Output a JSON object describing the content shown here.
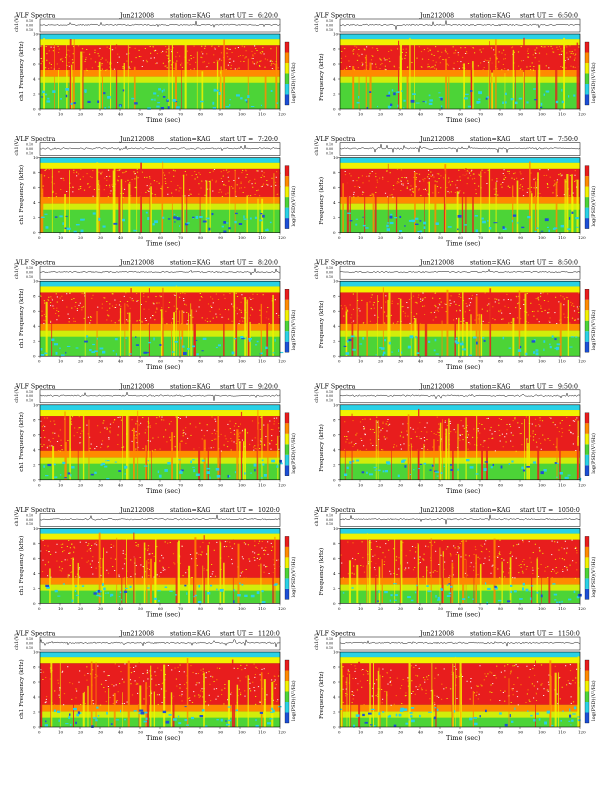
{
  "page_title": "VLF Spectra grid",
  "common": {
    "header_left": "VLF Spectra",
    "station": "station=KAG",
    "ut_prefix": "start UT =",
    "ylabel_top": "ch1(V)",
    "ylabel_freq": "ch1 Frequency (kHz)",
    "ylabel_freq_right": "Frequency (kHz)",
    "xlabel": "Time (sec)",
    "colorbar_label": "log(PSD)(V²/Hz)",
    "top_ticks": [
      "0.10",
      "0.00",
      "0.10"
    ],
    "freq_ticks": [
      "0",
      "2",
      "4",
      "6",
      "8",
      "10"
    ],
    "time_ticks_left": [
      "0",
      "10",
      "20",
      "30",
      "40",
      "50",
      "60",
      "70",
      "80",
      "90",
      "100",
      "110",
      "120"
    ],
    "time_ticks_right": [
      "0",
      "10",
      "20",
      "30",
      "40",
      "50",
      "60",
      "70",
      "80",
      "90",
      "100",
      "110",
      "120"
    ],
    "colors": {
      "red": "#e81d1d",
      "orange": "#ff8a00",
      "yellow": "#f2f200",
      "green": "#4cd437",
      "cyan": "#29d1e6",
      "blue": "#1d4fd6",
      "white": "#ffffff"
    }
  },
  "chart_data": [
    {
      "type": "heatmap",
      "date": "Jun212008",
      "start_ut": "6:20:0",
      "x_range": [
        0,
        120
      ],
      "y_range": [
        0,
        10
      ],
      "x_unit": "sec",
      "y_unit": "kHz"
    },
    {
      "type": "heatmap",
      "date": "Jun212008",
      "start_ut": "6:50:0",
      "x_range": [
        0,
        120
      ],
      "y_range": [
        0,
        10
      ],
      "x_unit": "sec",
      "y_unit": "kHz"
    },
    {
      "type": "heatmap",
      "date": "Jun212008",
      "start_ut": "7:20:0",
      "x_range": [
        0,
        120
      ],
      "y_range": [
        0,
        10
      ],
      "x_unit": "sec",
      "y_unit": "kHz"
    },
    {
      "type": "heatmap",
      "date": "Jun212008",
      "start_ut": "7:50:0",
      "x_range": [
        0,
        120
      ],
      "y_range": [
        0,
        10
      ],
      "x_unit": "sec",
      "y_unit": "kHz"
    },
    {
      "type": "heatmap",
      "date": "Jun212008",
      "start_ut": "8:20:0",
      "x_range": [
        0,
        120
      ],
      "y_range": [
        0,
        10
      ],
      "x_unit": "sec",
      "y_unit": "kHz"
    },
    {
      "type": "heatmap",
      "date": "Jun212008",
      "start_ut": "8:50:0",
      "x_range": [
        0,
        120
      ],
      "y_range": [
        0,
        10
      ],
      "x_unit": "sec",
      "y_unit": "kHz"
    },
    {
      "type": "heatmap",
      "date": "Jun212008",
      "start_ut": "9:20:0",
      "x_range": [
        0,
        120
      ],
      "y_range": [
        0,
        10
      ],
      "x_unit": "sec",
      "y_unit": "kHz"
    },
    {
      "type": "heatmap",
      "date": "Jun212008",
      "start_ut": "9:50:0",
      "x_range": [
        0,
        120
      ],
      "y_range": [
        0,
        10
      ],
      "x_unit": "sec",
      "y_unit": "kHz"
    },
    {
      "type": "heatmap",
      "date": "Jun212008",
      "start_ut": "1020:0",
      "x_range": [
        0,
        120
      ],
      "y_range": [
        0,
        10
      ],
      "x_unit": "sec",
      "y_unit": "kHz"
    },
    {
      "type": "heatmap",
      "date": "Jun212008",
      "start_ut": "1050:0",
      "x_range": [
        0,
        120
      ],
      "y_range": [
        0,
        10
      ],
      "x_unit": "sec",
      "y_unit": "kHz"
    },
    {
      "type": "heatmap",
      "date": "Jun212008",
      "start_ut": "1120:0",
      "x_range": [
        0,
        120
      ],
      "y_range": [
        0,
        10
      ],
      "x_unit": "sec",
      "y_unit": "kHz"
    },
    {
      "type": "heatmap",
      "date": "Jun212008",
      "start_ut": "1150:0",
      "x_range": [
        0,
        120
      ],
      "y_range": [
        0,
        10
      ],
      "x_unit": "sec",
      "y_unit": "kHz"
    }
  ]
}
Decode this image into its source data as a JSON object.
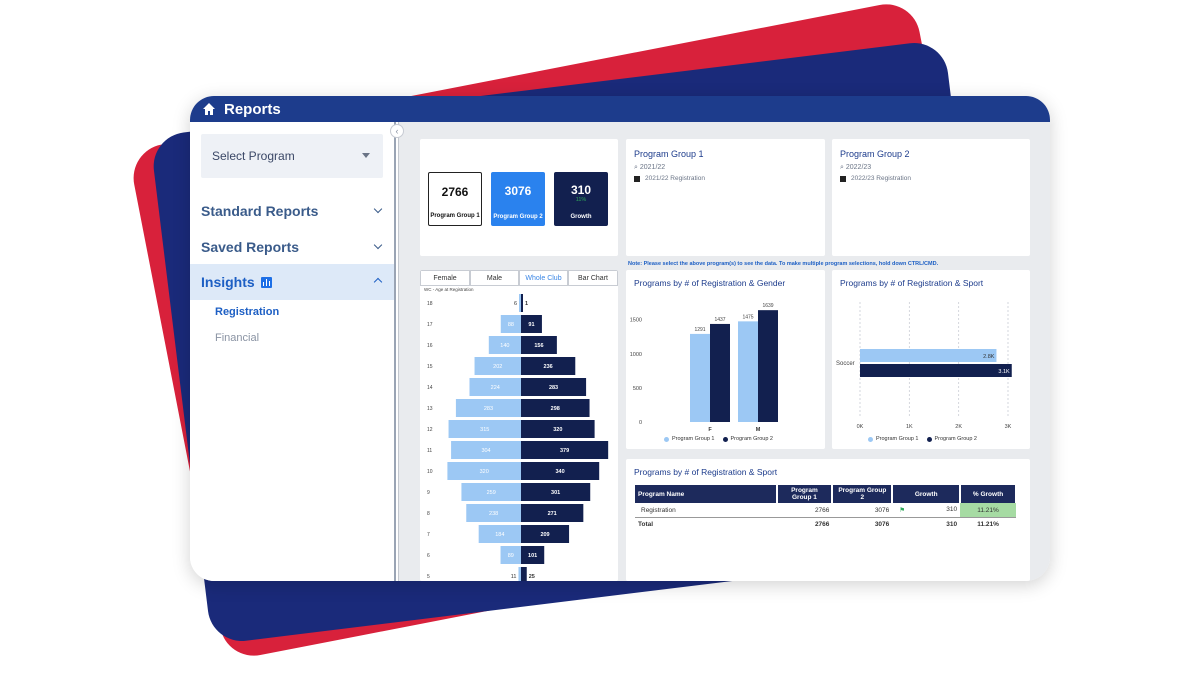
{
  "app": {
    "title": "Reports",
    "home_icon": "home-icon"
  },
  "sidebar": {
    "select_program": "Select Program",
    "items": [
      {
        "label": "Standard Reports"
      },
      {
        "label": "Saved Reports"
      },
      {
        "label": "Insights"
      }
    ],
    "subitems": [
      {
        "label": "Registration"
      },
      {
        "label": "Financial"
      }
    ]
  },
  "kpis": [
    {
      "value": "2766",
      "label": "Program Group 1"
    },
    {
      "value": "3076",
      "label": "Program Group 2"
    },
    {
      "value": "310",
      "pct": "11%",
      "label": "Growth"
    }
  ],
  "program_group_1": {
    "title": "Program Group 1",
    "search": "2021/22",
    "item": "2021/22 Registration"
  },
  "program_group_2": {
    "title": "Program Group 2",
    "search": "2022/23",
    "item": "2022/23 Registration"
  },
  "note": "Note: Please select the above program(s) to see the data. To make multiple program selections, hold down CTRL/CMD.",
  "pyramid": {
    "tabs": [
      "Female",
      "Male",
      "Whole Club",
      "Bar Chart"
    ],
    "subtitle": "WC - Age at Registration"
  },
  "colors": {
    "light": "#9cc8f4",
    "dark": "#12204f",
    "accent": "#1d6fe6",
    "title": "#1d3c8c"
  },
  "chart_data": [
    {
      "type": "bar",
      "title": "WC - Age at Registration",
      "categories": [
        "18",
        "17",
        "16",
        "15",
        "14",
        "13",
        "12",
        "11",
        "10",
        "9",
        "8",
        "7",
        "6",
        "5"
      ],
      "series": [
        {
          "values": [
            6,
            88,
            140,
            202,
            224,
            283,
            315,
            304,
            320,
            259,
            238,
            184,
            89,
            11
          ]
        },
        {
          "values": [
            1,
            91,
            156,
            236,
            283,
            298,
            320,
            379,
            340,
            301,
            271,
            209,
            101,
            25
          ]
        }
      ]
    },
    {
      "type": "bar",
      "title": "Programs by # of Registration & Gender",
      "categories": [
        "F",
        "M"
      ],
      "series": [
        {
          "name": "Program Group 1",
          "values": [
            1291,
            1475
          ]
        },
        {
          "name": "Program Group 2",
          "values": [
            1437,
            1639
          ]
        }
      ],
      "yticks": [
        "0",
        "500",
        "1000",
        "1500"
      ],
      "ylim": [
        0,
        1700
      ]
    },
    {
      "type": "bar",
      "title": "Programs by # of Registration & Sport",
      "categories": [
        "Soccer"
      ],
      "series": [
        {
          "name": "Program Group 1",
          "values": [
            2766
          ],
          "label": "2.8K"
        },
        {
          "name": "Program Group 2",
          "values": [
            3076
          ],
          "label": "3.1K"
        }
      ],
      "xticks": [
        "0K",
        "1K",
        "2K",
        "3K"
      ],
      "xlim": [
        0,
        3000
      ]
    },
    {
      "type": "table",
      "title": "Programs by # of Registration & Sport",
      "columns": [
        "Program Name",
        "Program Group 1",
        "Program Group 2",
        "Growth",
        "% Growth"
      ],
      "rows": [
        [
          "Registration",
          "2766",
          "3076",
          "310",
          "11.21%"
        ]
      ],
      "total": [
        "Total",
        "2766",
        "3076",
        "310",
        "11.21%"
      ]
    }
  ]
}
...
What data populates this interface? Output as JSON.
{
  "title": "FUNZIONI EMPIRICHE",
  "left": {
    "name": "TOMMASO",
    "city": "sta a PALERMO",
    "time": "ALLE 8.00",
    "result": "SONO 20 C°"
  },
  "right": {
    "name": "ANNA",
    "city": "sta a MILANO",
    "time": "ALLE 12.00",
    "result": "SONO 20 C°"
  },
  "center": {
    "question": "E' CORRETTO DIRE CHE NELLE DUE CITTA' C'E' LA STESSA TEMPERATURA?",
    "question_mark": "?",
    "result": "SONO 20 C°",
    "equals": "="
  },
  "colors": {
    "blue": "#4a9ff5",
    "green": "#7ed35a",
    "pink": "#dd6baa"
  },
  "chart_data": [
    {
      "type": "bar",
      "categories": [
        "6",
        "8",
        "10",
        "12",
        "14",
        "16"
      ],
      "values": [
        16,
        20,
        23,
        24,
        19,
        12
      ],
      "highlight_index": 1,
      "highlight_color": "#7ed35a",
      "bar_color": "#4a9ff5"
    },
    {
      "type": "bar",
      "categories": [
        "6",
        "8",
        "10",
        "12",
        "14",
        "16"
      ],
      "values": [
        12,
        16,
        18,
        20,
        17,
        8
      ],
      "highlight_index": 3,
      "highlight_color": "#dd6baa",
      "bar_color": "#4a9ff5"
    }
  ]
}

### Requirements
The word "Frequency" may turn up on some lines of these records; say how many, with no other words.

### Exercise answer
2